* RECORDS FOR THIS EXERCISE
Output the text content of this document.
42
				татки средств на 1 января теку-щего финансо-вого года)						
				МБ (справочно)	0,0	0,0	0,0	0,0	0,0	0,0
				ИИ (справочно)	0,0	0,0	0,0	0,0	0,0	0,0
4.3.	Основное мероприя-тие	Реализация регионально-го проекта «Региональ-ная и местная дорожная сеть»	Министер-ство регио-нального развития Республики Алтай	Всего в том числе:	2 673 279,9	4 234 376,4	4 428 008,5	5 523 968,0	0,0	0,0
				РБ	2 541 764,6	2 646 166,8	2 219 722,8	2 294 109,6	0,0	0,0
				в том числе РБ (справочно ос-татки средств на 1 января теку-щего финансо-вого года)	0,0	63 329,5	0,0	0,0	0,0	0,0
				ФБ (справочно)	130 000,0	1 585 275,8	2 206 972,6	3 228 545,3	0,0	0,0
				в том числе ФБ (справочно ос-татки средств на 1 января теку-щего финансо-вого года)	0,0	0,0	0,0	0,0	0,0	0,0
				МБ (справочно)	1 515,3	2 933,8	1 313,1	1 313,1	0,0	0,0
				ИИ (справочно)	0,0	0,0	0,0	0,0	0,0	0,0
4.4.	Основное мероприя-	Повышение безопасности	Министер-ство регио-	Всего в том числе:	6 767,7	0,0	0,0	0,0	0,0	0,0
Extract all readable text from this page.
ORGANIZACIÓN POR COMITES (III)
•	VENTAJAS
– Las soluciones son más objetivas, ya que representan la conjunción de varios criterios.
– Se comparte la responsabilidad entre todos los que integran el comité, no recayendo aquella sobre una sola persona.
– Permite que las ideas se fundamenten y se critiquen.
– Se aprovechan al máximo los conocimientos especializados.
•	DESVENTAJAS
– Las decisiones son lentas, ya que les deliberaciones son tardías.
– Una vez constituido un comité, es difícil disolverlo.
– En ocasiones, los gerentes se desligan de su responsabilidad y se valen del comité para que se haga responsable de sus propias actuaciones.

* WRITTEN REQUEST
Using the listing above, work out how many of its lines include "справочно", and give only the result.

* RIGHT ANSWER
7